### DESCRIPTION OF THE TASK:
Copy out each line that includes the word "DAILY".

# START OF DATA SHOWN

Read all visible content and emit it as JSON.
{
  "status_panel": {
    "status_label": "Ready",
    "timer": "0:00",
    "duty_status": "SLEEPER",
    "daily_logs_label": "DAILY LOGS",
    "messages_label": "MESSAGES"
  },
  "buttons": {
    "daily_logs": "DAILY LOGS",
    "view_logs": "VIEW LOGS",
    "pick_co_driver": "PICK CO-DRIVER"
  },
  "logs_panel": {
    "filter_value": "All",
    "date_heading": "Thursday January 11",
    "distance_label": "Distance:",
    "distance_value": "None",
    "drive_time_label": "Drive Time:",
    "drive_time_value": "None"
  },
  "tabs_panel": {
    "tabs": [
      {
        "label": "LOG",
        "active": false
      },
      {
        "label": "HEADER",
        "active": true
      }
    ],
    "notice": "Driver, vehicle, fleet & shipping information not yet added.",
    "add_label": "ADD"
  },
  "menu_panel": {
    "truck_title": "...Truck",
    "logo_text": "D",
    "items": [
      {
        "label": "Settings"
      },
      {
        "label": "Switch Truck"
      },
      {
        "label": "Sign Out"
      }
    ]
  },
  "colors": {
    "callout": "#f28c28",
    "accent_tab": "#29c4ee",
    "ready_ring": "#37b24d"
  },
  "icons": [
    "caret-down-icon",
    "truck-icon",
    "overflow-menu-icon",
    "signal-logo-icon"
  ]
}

# END OF DATA SHOWN

### ANSWER TO THE TASK:
    "daily_logs_label": "DAILY LOGS",
    "daily_logs": "DAILY LOGS",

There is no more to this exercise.